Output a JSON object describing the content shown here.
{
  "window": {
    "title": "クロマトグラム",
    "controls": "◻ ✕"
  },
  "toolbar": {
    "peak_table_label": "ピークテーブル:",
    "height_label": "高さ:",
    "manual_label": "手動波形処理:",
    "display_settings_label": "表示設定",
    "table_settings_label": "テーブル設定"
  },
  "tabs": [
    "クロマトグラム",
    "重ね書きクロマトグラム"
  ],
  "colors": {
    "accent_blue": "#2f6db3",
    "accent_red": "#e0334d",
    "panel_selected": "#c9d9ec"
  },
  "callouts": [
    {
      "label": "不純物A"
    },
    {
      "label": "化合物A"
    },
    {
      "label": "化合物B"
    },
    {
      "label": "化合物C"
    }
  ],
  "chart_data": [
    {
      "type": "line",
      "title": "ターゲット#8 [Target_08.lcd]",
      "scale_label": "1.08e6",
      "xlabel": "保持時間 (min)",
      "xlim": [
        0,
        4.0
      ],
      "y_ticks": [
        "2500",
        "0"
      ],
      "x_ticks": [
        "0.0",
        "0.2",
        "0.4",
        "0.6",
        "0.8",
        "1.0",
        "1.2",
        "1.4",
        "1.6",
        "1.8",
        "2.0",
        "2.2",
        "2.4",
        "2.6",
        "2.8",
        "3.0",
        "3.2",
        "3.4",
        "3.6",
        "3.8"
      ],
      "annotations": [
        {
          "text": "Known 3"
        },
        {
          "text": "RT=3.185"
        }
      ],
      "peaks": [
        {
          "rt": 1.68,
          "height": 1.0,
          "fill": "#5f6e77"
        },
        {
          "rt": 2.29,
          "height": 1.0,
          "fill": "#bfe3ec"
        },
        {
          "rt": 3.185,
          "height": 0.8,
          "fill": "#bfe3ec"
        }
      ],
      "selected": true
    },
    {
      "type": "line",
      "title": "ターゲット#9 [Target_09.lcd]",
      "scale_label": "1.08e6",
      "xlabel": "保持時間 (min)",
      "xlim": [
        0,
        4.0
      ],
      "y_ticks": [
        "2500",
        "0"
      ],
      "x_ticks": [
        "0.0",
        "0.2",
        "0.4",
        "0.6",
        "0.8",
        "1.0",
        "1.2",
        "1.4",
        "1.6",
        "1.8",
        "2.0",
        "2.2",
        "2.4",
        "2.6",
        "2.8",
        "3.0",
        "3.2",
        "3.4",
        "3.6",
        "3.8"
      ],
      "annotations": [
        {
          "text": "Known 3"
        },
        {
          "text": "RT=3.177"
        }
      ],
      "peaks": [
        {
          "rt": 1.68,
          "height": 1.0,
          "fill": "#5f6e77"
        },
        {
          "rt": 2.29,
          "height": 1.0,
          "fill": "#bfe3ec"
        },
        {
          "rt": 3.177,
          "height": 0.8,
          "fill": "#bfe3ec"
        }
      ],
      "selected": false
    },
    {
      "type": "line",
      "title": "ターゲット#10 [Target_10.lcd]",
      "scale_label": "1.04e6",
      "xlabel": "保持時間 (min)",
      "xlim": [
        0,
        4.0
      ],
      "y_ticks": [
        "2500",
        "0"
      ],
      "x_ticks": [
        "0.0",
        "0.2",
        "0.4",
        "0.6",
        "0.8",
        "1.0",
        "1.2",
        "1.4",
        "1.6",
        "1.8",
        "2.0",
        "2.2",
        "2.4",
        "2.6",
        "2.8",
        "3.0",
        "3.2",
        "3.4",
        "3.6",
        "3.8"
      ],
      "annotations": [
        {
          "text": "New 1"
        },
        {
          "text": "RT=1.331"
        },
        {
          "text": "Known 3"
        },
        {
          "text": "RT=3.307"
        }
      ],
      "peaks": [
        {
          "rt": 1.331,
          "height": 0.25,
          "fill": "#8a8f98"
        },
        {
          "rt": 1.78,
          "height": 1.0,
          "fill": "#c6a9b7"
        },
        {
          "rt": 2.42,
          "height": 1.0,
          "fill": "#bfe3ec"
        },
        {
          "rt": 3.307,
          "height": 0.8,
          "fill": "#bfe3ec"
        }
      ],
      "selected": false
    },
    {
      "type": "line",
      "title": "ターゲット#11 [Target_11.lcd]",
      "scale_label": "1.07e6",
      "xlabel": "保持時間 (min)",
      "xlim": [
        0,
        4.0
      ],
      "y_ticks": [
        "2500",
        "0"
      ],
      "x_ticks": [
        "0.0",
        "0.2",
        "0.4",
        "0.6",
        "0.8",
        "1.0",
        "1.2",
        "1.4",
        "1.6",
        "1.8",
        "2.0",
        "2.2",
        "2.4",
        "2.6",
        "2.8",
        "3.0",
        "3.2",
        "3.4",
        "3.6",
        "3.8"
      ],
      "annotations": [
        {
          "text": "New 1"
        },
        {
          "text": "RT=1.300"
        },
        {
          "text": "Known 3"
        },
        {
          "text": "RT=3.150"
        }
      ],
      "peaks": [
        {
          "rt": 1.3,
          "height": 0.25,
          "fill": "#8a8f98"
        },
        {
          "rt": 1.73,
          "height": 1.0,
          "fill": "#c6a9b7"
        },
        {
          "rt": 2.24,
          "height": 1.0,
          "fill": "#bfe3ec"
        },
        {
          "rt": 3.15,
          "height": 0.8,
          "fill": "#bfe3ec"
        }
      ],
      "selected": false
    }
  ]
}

_ _ _ _ _

YOUR GOAL: Nothing should be changed: write out all of the data as is.

FINAL RESULT:
Output a JSON object describing the content shown here.
{
  "window": {
    "title": "クロマトグラム",
    "controls": "◻ ✕"
  },
  "toolbar": {
    "peak_table_label": "ピークテーブル:",
    "height_label": "高さ:",
    "manual_label": "手動波形処理:",
    "display_settings_label": "表示設定",
    "table_settings_label": "テーブル設定"
  },
  "tabs": [
    "クロマトグラム",
    "重ね書きクロマトグラム"
  ],
  "colors": {
    "accent_blue": "#2f6db3",
    "accent_red": "#e0334d",
    "panel_selected": "#c9d9ec"
  },
  "callouts": [
    {
      "label": "不純物A"
    },
    {
      "label": "化合物A"
    },
    {
      "label": "化合物B"
    },
    {
      "label": "化合物C"
    }
  ],
  "chart_data": [
    {
      "type": "line",
      "title": "ターゲット#8 [Target_08.lcd]",
      "scale_label": "1.08e6",
      "xlabel": "保持時間 (min)",
      "xlim": [
        0,
        4.0
      ],
      "y_ticks": [
        "2500",
        "0"
      ],
      "x_ticks": [
        "0.0",
        "0.2",
        "0.4",
        "0.6",
        "0.8",
        "1.0",
        "1.2",
        "1.4",
        "1.6",
        "1.8",
        "2.0",
        "2.2",
        "2.4",
        "2.6",
        "2.8",
        "3.0",
        "3.2",
        "3.4",
        "3.6",
        "3.8"
      ],
      "annotations": [
        {
          "text": "Known 3"
        },
        {
          "text": "RT=3.185"
        }
      ],
      "peaks": [
        {
          "rt": 1.68,
          "height": 1.0,
          "fill": "#5f6e77"
        },
        {
          "rt": 2.29,
          "height": 1.0,
          "fill": "#bfe3ec"
        },
        {
          "rt": 3.185,
          "height": 0.8,
          "fill": "#bfe3ec"
        }
      ],
      "selected": true
    },
    {
      "type": "line",
      "title": "ターゲット#9 [Target_09.lcd]",
      "scale_label": "1.08e6",
      "xlabel": "保持時間 (min)",
      "xlim": [
        0,
        4.0
      ],
      "y_ticks": [
        "2500",
        "0"
      ],
      "x_ticks": [
        "0.0",
        "0.2",
        "0.4",
        "0.6",
        "0.8",
        "1.0",
        "1.2",
        "1.4",
        "1.6",
        "1.8",
        "2.0",
        "2.2",
        "2.4",
        "2.6",
        "2.8",
        "3.0",
        "3.2",
        "3.4",
        "3.6",
        "3.8"
      ],
      "annotations": [
        {
          "text": "Known 3"
        },
        {
          "text": "RT=3.177"
        }
      ],
      "peaks": [
        {
          "rt": 1.68,
          "height": 1.0,
          "fill": "#5f6e77"
        },
        {
          "rt": 2.29,
          "height": 1.0,
          "fill": "#bfe3ec"
        },
        {
          "rt": 3.177,
          "height": 0.8,
          "fill": "#bfe3ec"
        }
      ],
      "selected": false
    },
    {
      "type": "line",
      "title": "ターゲット#10 [Target_10.lcd]",
      "scale_label": "1.04e6",
      "xlabel": "保持時間 (min)",
      "xlim": [
        0,
        4.0
      ],
      "y_ticks": [
        "2500",
        "0"
      ],
      "x_ticks": [
        "0.0",
        "0.2",
        "0.4",
        "0.6",
        "0.8",
        "1.0",
        "1.2",
        "1.4",
        "1.6",
        "1.8",
        "2.0",
        "2.2",
        "2.4",
        "2.6",
        "2.8",
        "3.0",
        "3.2",
        "3.4",
        "3.6",
        "3.8"
      ],
      "annotations": [
        {
          "text": "New 1"
        },
        {
          "text": "RT=1.331"
        },
        {
          "text": "Known 3"
        },
        {
          "text": "RT=3.307"
        }
      ],
      "peaks": [
        {
          "rt": 1.331,
          "height": 0.25,
          "fill": "#8a8f98"
        },
        {
          "rt": 1.78,
          "height": 1.0,
          "fill": "#c6a9b7"
        },
        {
          "rt": 2.42,
          "height": 1.0,
          "fill": "#bfe3ec"
        },
        {
          "rt": 3.307,
          "height": 0.8,
          "fill": "#bfe3ec"
        }
      ],
      "selected": false
    },
    {
      "type": "line",
      "title": "ターゲット#11 [Target_11.lcd]",
      "scale_label": "1.07e6",
      "xlabel": "保持時間 (min)",
      "xlim": [
        0,
        4.0
      ],
      "y_ticks": [
        "2500",
        "0"
      ],
      "x_ticks": [
        "0.0",
        "0.2",
        "0.4",
        "0.6",
        "0.8",
        "1.0",
        "1.2",
        "1.4",
        "1.6",
        "1.8",
        "2.0",
        "2.2",
        "2.4",
        "2.6",
        "2.8",
        "3.0",
        "3.2",
        "3.4",
        "3.6",
        "3.8"
      ],
      "annotations": [
        {
          "text": "New 1"
        },
        {
          "text": "RT=1.300"
        },
        {
          "text": "Known 3"
        },
        {
          "text": "RT=3.150"
        }
      ],
      "peaks": [
        {
          "rt": 1.3,
          "height": 0.25,
          "fill": "#8a8f98"
        },
        {
          "rt": 1.73,
          "height": 1.0,
          "fill": "#c6a9b7"
        },
        {
          "rt": 2.24,
          "height": 1.0,
          "fill": "#bfe3ec"
        },
        {
          "rt": 3.15,
          "height": 0.8,
          "fill": "#bfe3ec"
        }
      ],
      "selected": false
    }
  ]
}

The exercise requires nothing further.